Given request: Reproduce the rows starting at the line containing "component-item[interactable]: 岗位选择 (11, 425, 73, 444)" and ending at the line containing "help-icon[interactable]: ? (921, 118, 929, 126)", swapping "clear-icon" for "reset-icon" and leaving everything else intact.

::: Extracted material

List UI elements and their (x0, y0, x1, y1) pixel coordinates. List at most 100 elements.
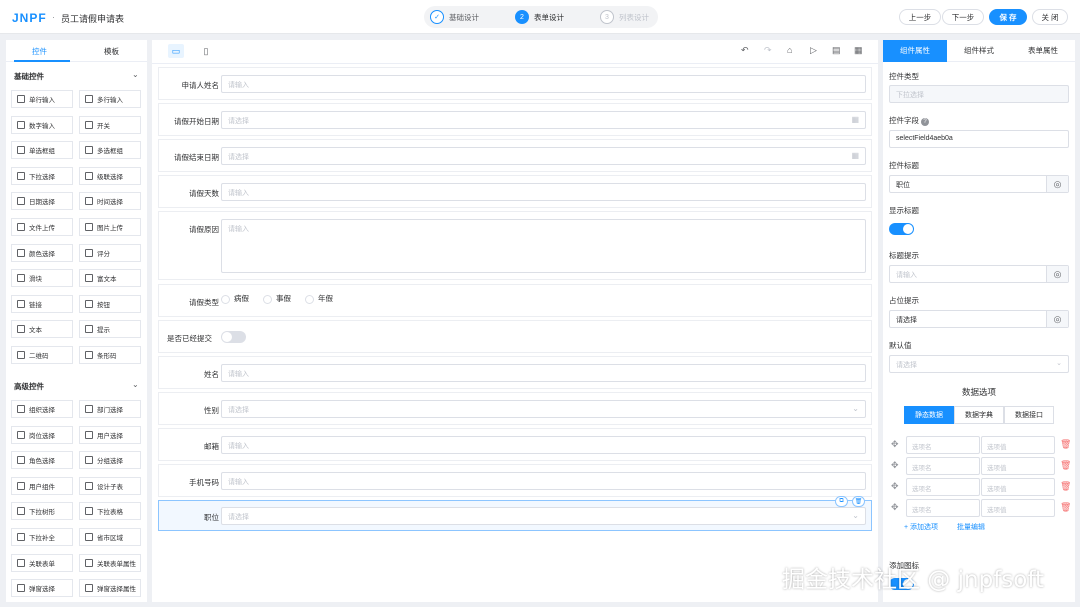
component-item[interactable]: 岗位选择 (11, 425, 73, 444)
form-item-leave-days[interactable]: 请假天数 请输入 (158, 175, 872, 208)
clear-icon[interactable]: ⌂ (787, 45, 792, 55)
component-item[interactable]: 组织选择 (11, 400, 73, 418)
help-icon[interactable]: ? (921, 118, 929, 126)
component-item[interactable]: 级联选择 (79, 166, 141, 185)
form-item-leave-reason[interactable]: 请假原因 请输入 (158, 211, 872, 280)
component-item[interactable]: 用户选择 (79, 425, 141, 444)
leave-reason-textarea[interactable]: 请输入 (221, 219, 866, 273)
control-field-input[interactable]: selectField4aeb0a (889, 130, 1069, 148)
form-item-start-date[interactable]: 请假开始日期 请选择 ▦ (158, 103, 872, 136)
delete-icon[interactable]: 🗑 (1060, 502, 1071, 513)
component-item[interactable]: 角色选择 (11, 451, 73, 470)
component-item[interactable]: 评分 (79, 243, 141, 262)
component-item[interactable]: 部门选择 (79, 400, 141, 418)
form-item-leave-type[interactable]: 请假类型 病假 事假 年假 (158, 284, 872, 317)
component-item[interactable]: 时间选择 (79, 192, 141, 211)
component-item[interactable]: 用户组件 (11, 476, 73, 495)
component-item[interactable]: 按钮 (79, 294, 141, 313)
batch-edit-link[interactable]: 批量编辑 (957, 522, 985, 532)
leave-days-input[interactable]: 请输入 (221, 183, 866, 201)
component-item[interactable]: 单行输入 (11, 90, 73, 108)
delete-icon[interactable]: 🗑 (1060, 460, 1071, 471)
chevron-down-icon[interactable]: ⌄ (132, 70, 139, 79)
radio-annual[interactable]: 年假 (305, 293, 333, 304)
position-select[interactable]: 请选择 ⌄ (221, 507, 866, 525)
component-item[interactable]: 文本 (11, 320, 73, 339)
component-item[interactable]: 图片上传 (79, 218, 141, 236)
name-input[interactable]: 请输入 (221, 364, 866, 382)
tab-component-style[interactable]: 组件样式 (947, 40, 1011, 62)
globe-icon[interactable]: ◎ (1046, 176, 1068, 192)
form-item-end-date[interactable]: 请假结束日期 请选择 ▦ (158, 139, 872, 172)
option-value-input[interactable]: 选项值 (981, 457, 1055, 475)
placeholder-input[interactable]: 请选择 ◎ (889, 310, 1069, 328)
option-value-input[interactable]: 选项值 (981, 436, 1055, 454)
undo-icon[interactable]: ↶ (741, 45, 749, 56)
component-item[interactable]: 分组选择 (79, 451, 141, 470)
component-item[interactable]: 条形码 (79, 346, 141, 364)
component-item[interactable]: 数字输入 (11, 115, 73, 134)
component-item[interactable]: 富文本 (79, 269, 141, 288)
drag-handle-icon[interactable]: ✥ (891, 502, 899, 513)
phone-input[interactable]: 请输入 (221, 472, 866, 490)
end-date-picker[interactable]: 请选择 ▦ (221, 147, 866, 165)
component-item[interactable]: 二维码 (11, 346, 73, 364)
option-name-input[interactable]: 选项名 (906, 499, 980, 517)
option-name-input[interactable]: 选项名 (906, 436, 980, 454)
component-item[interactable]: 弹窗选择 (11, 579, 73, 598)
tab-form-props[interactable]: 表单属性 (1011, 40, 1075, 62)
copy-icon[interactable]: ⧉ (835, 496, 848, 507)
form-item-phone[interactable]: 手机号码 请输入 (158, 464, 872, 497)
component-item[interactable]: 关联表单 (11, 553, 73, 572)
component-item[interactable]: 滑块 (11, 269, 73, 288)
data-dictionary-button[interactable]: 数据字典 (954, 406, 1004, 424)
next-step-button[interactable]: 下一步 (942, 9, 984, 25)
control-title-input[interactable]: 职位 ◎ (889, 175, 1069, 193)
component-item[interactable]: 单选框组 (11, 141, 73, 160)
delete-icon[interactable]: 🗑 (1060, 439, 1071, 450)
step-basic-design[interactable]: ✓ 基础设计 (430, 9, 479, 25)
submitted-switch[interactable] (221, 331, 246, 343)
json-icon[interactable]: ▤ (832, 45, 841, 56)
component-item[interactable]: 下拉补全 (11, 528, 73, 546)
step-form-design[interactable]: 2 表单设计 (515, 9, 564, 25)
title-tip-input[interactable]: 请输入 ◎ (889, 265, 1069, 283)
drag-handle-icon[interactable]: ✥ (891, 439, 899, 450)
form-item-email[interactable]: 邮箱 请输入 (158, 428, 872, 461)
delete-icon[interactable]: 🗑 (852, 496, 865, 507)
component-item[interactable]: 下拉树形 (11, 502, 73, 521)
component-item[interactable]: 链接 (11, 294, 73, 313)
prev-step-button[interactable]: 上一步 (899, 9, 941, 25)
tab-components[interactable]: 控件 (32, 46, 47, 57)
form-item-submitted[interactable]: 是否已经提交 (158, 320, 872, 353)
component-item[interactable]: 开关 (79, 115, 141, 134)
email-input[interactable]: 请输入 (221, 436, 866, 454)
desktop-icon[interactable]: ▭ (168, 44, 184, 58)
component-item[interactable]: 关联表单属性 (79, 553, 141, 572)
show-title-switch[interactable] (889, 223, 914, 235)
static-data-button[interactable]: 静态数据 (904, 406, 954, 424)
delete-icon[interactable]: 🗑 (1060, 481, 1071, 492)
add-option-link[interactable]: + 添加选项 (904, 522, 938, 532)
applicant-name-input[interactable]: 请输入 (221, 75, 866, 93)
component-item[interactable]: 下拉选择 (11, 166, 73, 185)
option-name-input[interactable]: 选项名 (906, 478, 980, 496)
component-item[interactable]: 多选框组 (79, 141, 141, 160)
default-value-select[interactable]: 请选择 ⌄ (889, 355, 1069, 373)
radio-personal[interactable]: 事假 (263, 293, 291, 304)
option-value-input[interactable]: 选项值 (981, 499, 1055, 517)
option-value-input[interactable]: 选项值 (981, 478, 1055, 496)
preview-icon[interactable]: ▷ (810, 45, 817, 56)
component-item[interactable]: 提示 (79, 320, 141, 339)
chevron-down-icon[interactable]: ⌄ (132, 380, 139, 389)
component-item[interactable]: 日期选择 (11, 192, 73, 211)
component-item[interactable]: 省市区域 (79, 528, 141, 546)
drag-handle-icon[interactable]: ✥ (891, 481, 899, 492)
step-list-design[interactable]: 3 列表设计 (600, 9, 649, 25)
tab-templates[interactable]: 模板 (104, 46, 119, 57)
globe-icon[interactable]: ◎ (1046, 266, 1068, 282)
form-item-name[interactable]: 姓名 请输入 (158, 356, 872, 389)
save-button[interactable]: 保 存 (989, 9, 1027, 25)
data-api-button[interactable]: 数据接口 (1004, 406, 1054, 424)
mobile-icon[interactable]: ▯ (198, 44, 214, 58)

::::::

Full output:
component-item[interactable]: 岗位选择 (11, 425, 73, 444)
form-item-leave-days[interactable]: 请假天数 请输入 (158, 175, 872, 208)
reset-icon[interactable]: ⌂ (787, 45, 792, 55)
component-item[interactable]: 组织选择 (11, 400, 73, 418)
help-icon[interactable]: ? (921, 118, 929, 126)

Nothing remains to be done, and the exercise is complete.